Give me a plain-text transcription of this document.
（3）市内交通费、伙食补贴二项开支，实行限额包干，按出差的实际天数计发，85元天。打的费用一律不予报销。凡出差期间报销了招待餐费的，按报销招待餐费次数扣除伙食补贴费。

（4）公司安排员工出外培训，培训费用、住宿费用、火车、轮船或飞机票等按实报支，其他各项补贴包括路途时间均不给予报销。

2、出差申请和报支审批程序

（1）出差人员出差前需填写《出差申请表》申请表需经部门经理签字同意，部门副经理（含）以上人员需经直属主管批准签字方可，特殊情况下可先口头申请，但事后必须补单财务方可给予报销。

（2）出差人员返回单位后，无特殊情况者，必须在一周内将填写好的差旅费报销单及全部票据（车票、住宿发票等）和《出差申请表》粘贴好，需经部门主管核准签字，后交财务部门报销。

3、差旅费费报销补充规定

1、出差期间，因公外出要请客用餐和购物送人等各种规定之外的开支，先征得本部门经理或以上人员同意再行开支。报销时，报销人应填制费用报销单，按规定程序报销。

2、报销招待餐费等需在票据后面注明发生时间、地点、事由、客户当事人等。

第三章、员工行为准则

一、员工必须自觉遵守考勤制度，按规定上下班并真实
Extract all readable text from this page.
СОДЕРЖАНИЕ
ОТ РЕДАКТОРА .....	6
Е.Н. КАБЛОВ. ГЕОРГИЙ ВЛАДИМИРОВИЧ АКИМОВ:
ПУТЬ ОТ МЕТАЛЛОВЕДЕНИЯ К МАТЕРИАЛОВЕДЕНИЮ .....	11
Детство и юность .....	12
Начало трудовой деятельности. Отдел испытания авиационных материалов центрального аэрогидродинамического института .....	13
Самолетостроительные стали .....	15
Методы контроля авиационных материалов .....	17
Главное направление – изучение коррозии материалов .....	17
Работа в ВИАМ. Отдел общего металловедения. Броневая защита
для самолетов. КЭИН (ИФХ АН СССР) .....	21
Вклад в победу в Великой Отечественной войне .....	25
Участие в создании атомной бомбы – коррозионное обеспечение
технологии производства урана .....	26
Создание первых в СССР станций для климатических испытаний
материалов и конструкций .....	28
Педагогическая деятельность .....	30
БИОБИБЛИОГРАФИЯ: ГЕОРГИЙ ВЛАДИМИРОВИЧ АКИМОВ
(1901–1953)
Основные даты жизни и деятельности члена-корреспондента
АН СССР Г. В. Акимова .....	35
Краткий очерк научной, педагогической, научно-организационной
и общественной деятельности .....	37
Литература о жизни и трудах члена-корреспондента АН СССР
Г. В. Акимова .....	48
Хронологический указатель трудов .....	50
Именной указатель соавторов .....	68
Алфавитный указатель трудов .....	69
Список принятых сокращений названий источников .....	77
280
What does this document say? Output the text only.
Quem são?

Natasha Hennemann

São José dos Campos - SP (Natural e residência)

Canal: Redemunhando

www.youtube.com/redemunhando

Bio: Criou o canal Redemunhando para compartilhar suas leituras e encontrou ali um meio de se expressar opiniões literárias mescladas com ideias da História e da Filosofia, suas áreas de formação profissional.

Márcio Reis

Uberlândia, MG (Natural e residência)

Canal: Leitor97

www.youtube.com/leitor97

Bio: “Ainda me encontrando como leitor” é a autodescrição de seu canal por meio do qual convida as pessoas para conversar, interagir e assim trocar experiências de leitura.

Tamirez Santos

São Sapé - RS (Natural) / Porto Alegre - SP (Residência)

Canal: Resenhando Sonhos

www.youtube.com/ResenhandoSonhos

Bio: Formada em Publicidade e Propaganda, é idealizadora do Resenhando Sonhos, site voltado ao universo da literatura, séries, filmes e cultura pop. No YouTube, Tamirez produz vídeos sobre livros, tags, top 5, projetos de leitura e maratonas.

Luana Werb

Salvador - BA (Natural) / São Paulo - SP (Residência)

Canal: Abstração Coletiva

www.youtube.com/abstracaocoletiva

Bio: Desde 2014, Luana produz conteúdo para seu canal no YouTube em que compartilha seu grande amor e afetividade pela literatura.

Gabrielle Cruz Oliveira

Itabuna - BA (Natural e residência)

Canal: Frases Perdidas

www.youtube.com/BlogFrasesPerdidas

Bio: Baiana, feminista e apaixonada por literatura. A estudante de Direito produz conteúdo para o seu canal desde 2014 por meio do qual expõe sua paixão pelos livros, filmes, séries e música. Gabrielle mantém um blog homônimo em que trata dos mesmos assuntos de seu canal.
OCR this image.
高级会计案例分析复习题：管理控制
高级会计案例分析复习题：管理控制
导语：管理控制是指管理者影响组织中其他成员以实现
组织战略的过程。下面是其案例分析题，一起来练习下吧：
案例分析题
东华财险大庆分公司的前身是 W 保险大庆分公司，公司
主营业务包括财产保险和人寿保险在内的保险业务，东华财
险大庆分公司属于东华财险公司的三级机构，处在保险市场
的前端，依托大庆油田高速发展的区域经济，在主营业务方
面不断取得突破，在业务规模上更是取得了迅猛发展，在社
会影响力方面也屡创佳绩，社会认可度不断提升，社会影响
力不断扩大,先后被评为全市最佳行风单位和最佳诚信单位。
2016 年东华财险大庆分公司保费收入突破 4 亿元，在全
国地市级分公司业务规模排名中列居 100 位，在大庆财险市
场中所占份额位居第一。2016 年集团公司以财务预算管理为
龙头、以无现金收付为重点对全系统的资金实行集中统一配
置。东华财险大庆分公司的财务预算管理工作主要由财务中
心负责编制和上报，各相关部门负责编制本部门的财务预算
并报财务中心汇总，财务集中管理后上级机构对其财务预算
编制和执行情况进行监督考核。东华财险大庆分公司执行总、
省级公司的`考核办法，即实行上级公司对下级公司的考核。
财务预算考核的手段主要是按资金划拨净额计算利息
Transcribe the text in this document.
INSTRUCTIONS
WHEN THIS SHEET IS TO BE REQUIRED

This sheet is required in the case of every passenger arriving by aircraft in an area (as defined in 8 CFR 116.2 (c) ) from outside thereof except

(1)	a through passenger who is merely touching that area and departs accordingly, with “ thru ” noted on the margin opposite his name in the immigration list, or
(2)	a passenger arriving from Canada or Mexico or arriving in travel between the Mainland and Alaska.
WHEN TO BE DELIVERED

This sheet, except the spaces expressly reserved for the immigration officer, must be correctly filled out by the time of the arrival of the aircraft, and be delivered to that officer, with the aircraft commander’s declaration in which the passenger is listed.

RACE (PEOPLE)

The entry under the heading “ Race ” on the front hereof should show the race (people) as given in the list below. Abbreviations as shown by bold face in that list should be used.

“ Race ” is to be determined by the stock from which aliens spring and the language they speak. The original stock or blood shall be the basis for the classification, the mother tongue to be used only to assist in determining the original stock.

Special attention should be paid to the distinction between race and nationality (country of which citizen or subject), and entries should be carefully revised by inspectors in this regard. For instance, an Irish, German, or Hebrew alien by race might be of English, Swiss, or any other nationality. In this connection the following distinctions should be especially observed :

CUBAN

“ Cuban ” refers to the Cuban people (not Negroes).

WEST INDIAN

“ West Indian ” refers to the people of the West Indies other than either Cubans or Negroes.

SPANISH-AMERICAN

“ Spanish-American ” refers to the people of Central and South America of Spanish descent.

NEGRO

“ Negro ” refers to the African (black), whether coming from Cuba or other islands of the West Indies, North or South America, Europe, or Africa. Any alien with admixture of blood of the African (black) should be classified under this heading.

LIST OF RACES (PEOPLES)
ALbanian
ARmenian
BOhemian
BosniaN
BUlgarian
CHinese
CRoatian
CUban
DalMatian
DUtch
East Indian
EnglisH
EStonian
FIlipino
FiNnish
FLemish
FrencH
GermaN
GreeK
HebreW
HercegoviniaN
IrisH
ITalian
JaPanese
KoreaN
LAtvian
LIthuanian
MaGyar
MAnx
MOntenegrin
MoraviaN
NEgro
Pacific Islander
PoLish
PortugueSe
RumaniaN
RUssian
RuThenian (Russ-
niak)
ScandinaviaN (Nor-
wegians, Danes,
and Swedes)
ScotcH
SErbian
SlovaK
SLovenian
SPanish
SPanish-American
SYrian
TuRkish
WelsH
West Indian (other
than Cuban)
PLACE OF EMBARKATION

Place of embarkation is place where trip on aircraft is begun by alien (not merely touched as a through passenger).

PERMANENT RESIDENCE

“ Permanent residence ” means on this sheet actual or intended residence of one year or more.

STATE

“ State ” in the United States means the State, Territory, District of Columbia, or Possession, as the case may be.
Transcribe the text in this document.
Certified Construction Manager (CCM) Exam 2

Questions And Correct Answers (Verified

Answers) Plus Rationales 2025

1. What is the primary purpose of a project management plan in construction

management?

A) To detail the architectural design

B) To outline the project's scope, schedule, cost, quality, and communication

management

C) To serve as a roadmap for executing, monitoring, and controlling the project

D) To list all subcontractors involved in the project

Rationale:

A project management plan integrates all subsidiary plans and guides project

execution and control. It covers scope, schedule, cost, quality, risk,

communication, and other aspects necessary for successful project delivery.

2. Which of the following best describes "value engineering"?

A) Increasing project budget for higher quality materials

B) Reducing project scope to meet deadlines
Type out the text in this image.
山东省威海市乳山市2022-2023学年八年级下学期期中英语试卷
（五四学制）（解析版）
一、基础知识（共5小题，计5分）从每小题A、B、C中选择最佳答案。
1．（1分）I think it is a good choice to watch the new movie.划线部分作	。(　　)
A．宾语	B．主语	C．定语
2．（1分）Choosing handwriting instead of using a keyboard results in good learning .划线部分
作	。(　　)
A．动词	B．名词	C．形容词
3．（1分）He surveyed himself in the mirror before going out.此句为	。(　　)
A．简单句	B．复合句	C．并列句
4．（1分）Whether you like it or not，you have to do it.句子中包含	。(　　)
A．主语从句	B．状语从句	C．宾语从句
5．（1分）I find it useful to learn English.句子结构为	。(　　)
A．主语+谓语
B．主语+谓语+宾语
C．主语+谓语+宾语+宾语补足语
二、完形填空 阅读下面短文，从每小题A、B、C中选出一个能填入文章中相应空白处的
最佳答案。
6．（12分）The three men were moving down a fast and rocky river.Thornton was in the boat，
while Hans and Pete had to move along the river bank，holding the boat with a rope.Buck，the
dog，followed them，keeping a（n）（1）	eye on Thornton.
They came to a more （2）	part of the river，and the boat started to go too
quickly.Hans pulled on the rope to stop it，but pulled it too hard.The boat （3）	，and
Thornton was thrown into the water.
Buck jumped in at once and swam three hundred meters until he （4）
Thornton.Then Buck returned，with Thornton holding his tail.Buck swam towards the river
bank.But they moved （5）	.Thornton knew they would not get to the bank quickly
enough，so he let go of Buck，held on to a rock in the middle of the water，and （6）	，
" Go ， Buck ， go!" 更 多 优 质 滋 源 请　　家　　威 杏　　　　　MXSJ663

::::::::::

# Your instructions
Extract each line holding the string "communication".

# The answer
B) To outline the project's scope, schedule, cost, quality, and communication
communication, and other aspects necessary for successful project delivery.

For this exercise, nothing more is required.